SET EXERCISE ->
Copy whichever lines contain the string "сообщение".

THE DATA ->
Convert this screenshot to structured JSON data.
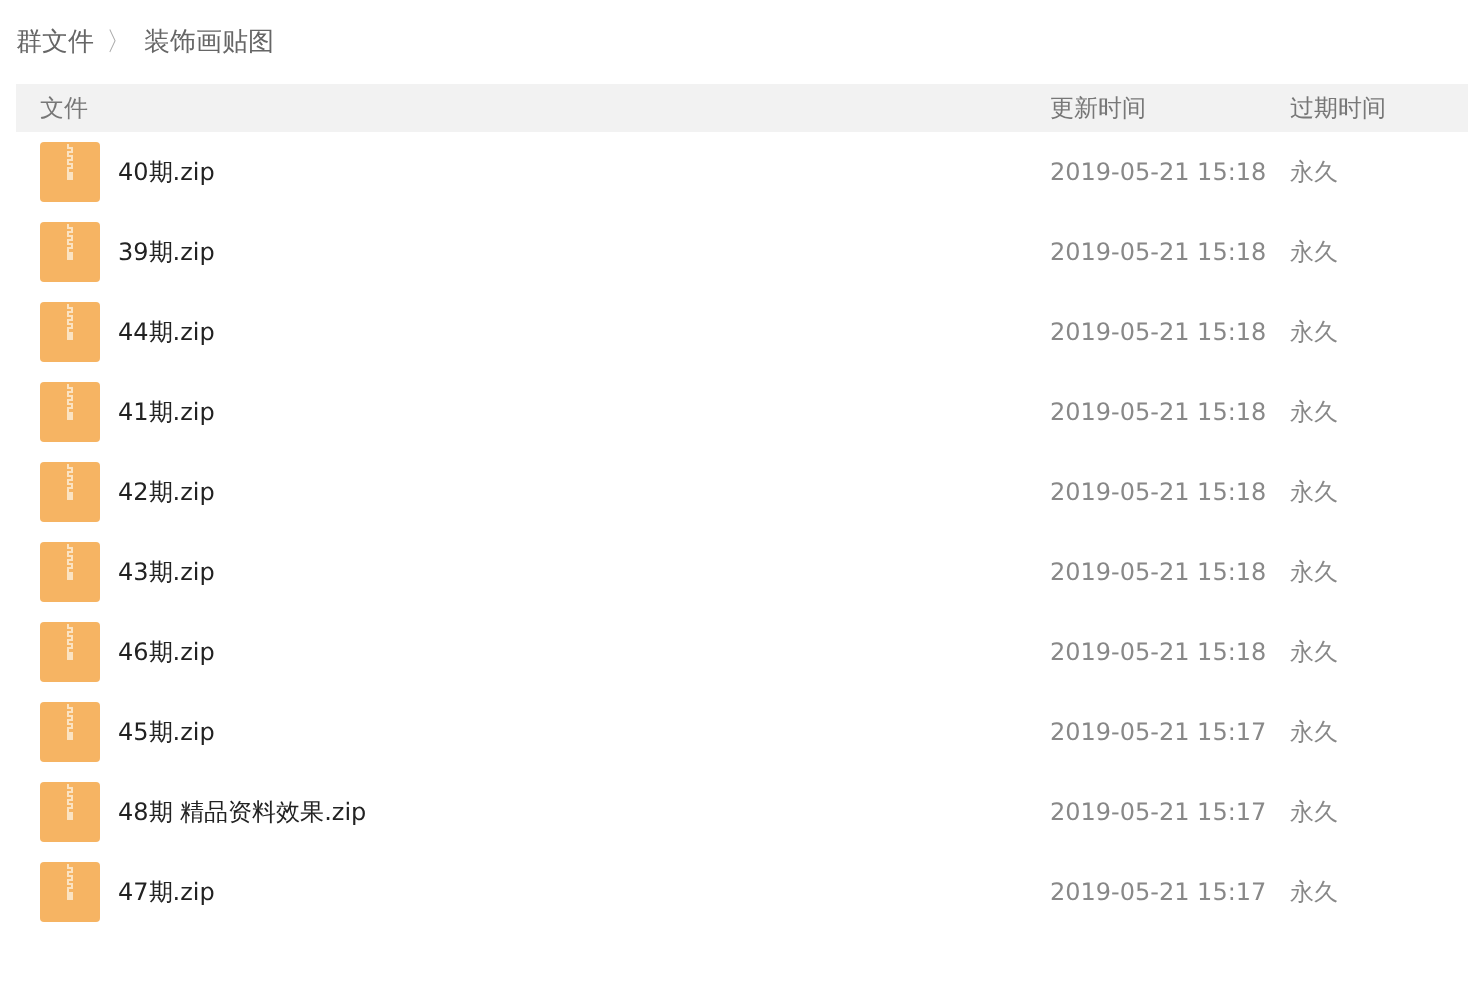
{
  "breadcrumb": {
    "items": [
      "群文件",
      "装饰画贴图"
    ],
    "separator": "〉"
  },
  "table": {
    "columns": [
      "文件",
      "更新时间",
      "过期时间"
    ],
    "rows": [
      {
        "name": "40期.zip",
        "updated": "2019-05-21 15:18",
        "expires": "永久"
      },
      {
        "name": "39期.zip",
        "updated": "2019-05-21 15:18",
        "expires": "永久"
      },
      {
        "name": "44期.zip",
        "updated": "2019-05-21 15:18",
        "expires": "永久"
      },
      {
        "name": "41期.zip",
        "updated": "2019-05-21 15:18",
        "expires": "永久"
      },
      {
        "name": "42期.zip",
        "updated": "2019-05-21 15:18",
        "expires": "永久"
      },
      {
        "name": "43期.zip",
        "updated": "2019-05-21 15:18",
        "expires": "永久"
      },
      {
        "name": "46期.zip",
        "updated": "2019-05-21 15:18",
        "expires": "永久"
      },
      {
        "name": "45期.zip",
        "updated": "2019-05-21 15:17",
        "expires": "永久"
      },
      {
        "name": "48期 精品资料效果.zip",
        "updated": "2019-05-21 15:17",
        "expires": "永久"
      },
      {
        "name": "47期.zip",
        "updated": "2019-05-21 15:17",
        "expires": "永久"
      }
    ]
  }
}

* * *

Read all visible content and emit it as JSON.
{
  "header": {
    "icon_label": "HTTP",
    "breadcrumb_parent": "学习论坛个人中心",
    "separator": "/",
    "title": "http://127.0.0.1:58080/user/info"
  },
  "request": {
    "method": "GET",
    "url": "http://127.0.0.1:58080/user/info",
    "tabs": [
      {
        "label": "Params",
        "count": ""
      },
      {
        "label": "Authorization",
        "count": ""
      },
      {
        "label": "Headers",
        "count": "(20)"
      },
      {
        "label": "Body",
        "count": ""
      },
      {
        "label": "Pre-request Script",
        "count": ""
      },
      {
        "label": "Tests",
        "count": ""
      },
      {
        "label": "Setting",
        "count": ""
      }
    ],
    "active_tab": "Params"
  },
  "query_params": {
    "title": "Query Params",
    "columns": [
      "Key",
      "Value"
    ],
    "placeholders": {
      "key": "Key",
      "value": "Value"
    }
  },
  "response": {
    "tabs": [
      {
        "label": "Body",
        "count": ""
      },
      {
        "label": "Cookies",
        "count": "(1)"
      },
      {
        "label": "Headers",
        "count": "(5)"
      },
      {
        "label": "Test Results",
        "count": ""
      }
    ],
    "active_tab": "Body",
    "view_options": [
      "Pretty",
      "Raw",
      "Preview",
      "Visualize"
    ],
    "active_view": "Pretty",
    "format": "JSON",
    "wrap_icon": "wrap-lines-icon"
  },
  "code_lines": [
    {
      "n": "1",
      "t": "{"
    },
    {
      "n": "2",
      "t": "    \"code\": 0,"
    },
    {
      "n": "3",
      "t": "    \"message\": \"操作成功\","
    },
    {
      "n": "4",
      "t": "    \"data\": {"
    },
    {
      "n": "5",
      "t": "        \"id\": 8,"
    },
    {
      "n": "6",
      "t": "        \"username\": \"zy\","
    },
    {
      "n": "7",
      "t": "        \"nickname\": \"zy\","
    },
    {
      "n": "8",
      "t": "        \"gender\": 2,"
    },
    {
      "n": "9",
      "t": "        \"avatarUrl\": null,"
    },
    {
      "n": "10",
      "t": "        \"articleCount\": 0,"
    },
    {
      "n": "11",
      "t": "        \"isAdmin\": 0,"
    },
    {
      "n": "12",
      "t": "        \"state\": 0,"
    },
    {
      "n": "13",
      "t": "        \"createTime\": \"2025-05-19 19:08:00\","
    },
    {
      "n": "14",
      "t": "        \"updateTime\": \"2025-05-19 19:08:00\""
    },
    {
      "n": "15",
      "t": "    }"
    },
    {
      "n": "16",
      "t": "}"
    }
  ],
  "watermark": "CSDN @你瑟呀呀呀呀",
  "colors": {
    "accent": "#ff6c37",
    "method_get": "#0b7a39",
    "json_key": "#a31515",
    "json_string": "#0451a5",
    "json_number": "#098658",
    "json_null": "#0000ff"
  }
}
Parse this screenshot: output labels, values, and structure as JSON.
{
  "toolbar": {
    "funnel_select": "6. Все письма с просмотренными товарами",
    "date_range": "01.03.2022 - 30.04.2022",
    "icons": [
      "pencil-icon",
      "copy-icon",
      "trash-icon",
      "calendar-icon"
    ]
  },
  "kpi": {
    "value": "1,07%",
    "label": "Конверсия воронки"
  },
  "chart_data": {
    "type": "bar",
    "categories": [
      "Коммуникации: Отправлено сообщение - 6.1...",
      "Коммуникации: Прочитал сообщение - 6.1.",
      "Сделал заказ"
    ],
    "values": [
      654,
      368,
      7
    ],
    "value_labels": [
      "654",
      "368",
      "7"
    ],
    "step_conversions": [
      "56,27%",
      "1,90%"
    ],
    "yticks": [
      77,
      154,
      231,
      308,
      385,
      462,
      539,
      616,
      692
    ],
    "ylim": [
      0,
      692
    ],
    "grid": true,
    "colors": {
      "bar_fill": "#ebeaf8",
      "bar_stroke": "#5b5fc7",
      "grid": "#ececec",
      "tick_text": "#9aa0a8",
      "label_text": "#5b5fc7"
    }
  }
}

---

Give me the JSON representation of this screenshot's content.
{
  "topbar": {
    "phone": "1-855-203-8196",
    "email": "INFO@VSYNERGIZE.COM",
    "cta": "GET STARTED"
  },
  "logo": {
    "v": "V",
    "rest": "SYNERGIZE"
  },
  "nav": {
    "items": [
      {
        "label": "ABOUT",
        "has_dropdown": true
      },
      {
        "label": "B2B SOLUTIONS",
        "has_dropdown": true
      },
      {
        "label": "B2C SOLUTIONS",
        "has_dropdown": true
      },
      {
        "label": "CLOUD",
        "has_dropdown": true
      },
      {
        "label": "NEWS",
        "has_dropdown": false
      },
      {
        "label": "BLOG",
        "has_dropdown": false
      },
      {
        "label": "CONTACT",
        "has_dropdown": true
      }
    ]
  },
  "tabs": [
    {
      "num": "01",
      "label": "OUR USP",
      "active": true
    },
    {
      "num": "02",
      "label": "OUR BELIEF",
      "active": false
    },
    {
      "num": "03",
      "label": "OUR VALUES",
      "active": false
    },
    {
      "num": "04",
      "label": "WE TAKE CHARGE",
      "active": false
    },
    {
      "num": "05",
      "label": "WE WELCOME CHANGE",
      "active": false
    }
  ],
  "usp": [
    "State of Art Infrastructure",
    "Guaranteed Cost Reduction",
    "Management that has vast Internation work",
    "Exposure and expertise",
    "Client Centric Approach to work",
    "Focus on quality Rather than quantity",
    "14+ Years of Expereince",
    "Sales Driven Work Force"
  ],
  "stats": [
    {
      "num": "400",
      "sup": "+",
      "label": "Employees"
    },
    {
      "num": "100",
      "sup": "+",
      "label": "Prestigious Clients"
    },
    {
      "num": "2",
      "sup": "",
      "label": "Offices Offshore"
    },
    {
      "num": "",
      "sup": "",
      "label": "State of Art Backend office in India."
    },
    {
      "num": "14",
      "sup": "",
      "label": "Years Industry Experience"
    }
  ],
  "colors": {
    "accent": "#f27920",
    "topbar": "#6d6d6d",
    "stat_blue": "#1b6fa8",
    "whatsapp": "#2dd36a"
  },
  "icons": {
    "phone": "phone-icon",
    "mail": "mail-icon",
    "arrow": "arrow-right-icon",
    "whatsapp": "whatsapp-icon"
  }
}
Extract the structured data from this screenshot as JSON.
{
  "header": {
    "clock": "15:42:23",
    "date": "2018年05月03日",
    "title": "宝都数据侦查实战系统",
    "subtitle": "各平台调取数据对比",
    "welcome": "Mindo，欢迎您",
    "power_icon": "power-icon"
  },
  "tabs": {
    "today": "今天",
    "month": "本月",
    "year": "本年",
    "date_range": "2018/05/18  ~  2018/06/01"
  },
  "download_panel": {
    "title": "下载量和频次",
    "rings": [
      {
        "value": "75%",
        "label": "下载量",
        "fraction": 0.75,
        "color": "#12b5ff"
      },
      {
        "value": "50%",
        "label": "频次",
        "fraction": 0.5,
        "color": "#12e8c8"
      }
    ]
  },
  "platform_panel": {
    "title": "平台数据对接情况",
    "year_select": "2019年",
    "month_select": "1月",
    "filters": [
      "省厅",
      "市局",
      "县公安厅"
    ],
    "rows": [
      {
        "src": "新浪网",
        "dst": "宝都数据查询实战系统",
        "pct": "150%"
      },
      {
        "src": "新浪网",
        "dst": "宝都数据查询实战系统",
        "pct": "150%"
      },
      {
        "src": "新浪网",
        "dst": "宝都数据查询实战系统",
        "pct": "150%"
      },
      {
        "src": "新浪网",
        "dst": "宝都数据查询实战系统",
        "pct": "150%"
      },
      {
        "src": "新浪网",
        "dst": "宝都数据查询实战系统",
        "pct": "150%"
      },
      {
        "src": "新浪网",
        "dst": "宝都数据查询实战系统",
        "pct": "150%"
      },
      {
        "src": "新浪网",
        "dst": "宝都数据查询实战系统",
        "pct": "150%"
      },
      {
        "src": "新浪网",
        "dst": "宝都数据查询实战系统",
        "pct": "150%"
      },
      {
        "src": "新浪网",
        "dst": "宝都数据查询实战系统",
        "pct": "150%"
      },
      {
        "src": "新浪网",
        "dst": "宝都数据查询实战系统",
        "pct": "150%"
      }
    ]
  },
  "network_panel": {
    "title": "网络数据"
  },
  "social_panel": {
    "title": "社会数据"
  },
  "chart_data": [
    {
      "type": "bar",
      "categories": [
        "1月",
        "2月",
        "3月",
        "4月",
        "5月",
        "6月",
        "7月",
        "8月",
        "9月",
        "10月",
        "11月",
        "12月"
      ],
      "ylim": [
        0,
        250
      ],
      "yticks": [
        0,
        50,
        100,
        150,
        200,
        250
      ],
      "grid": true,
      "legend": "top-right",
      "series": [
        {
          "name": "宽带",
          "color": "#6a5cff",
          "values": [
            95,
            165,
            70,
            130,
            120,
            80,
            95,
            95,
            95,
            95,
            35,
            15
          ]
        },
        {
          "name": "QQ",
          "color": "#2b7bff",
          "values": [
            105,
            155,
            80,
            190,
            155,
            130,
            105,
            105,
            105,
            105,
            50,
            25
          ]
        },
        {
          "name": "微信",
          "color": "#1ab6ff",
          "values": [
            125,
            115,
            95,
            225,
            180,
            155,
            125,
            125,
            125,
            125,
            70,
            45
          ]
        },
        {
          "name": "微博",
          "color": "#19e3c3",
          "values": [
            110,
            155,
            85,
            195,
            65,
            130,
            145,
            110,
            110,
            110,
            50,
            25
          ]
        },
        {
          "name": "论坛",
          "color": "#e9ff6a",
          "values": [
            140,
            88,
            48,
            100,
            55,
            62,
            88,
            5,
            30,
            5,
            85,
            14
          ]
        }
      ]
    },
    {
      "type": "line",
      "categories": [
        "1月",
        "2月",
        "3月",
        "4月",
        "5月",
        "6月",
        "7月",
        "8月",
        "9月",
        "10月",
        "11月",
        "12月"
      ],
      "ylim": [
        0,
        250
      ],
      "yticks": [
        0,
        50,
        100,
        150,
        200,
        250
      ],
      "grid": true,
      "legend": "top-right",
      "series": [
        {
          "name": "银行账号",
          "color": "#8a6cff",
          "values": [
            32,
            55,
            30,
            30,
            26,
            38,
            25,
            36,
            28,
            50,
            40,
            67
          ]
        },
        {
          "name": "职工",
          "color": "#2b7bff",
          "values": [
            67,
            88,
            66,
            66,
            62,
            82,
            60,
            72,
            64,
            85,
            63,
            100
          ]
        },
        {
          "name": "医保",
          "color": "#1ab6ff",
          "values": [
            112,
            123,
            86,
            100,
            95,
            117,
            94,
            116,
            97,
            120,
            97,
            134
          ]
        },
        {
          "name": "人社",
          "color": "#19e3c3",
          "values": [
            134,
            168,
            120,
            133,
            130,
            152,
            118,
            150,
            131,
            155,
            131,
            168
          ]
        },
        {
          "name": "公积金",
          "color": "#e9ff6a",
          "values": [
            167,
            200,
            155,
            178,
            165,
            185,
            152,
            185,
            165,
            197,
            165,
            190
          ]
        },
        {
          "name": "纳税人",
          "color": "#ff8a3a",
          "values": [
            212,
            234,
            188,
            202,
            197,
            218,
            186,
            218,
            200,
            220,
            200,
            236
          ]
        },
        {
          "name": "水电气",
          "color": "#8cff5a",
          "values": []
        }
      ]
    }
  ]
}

ANSWER ->
      "Коммуникации: Отправлено сообщение - 6.1...",
      "Коммуникации: Прочитал сообщение - 6.1.",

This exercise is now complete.